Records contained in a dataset
# # # # #

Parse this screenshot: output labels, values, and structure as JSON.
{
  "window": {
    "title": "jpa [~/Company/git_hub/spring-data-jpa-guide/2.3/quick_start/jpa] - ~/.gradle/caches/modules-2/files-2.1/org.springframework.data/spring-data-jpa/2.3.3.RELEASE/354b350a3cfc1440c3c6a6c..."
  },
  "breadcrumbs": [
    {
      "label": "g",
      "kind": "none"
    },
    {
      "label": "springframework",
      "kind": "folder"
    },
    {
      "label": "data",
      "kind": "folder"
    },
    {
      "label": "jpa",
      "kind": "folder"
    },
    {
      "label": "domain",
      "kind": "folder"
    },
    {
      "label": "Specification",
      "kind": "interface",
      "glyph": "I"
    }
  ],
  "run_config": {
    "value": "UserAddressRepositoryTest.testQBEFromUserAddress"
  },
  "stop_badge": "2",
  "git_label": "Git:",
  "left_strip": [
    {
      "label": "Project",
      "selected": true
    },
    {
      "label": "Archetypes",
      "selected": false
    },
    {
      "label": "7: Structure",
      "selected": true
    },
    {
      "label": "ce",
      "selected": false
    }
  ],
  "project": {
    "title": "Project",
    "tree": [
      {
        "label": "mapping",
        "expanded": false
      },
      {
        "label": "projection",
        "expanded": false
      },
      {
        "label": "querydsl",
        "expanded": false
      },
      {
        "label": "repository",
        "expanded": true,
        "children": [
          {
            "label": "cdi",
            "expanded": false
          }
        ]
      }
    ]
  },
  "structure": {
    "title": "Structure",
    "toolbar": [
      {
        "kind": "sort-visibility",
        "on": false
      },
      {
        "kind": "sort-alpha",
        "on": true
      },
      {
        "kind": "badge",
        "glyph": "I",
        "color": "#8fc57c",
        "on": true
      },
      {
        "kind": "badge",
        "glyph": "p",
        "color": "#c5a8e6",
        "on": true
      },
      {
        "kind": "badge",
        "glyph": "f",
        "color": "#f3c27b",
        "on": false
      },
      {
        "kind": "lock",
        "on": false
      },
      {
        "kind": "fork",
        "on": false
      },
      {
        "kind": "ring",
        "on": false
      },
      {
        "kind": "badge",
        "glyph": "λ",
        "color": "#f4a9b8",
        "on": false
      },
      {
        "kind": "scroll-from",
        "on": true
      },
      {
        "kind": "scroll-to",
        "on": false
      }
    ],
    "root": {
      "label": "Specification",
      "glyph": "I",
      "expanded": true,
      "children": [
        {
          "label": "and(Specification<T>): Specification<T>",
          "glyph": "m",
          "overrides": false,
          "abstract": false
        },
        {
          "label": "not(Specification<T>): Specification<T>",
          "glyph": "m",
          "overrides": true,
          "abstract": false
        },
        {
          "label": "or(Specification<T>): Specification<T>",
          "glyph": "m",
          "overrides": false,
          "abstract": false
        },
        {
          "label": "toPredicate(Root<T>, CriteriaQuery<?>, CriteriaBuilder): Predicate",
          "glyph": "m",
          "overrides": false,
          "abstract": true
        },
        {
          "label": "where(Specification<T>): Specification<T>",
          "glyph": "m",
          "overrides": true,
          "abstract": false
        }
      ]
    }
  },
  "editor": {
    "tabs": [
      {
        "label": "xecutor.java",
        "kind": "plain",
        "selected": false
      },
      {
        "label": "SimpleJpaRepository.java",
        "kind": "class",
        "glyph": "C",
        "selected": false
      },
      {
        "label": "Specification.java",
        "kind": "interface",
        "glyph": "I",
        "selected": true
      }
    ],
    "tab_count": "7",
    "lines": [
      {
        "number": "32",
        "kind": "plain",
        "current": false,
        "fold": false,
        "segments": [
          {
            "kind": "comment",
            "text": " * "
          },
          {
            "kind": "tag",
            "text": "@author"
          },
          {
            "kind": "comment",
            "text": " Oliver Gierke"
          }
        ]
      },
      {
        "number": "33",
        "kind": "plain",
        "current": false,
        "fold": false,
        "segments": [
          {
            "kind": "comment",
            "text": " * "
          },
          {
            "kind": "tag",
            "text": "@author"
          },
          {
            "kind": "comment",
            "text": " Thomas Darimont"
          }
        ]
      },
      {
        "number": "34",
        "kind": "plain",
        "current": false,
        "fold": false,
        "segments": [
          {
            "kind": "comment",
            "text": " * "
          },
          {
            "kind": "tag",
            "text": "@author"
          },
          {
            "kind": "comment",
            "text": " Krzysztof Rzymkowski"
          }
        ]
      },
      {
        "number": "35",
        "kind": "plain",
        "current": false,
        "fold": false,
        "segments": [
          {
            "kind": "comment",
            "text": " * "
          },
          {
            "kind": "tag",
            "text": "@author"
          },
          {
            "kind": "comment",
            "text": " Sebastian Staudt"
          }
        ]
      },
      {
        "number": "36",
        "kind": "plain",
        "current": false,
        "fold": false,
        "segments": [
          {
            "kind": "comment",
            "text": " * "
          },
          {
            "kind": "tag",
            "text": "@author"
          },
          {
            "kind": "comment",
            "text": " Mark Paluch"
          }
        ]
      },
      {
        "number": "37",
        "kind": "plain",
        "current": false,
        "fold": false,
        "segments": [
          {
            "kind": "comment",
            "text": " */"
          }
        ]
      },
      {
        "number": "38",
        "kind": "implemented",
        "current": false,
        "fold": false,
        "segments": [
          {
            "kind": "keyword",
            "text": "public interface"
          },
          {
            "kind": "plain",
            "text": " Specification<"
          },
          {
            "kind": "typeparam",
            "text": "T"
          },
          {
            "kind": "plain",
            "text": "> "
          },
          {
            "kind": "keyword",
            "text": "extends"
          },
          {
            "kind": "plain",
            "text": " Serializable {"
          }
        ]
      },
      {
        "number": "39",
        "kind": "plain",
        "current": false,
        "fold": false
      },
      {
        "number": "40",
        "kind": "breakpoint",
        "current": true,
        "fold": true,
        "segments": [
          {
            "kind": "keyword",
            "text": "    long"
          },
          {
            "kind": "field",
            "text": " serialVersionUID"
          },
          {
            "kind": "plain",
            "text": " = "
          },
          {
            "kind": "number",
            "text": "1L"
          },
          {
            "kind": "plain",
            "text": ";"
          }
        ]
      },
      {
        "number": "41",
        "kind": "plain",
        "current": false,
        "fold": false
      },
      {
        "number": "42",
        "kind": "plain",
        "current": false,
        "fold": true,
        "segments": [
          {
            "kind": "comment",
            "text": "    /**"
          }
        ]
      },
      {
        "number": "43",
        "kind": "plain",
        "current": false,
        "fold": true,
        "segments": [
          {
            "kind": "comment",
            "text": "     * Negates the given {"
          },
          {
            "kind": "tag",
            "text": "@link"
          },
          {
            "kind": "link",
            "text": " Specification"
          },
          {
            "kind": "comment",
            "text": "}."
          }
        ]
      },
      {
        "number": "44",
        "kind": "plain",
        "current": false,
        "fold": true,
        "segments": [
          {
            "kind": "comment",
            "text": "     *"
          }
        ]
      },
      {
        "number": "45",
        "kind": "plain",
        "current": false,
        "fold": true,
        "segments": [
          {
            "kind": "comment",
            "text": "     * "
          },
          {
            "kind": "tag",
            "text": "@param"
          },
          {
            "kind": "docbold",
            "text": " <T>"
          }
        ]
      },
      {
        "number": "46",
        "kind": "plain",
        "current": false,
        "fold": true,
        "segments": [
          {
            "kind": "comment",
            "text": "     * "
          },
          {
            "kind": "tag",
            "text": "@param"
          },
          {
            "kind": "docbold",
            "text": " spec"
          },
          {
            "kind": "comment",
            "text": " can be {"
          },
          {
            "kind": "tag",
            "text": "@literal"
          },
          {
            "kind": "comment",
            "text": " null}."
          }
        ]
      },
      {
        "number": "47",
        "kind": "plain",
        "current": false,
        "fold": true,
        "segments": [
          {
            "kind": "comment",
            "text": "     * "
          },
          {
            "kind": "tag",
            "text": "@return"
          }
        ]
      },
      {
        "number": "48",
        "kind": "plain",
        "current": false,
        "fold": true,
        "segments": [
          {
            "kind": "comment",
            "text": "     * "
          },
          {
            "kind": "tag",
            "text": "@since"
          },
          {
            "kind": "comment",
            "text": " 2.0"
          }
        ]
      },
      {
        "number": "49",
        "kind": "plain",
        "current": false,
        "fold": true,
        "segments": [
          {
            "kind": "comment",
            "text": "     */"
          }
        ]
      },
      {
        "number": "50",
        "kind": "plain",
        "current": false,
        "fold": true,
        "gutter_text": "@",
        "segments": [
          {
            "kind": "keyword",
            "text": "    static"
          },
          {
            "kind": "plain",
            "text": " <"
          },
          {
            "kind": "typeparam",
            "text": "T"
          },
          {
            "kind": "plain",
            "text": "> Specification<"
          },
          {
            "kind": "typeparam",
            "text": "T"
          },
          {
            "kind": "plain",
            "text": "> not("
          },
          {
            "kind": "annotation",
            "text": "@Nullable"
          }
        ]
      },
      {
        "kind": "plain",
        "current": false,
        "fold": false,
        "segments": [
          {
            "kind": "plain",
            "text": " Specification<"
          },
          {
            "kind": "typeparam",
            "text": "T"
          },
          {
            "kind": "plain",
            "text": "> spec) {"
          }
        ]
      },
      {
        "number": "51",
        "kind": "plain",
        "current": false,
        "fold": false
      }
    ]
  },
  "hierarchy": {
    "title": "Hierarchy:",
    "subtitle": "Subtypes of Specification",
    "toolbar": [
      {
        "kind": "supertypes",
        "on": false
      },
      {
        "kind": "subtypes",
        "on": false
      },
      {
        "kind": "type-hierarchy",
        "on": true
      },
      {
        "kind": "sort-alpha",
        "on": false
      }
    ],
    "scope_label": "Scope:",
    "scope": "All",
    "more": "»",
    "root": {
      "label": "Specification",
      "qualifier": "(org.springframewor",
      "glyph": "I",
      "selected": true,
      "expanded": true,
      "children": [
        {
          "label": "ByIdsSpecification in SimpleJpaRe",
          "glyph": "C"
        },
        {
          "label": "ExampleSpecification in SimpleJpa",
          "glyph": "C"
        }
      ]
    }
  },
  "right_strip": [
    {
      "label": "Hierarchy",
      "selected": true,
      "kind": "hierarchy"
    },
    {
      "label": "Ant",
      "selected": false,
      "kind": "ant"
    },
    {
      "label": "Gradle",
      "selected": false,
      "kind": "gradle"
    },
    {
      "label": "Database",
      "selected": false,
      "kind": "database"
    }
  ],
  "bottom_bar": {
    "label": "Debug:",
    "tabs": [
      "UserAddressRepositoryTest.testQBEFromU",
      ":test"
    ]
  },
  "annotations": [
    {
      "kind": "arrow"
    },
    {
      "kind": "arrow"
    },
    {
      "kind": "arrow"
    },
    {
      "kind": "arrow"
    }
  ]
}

# # # # #

Find each line in the records holding the string "color" and show it.

[Full solution]:
        "color": "#8fc57c",
        "color": "#c5a8e6",
        "color": "#f3c27b",
        "color": "#f4a9b8",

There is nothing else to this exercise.